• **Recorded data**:

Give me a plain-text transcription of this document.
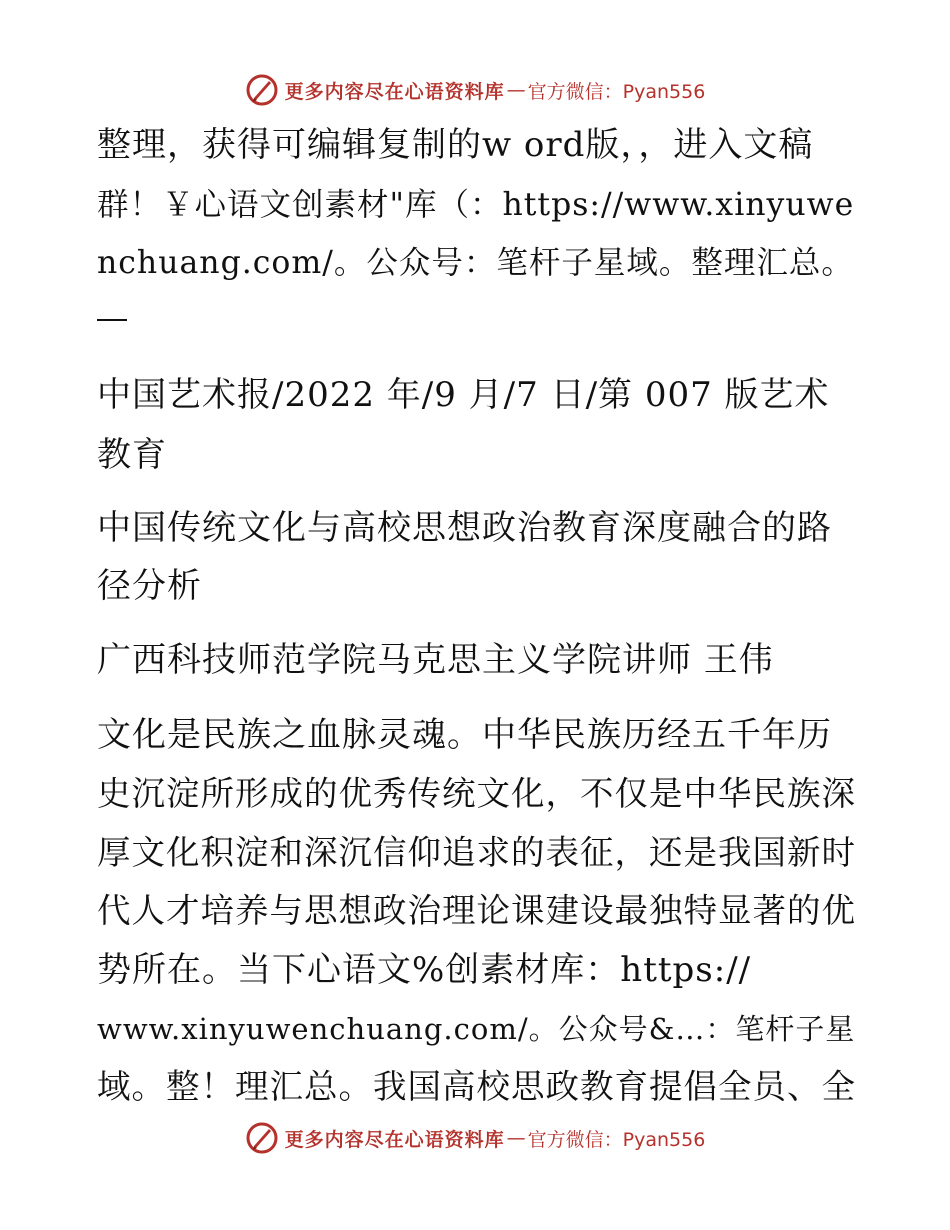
更多内容尽在心语资料库 — 官方微信：Pyan556
整理，获得可编辑复制的w ord版，，进入文稿
群！￥心语文创素材"库（：https://www.xinyuwe
nchuang.com/。公众号：笔杆子星域。整理汇总。
中国艺术报/2022 年/9 月/7 日/第 007 版艺术
教育
中国传统文化与高校思想政治教育深度融合的路
径分析
广西科技师范学院马克思主义学院讲师 王伟
文化是民族之血脉灵魂。中华民族历经五千年历
史沉淀所形成的优秀传统文化，不仅是中华民族深
厚文化积淀和深沉信仰追求的表征，还是我国新时
代人才培养与思想政治理论课建设最独特显著的优
势所在。当下心语文%创素材库：https://
www.xinyuwenchuang.com/。公众号&…：笔杆子星
域。整！理汇总。我国高校思政教育提倡全员、全
更多内容尽在心语资料库 — 官方微信：Pyan556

• **WHAT IS REQUIRED**:
Report only the number of lines in the data above that contain "https".

• **REPLY TO THE TASK**:
2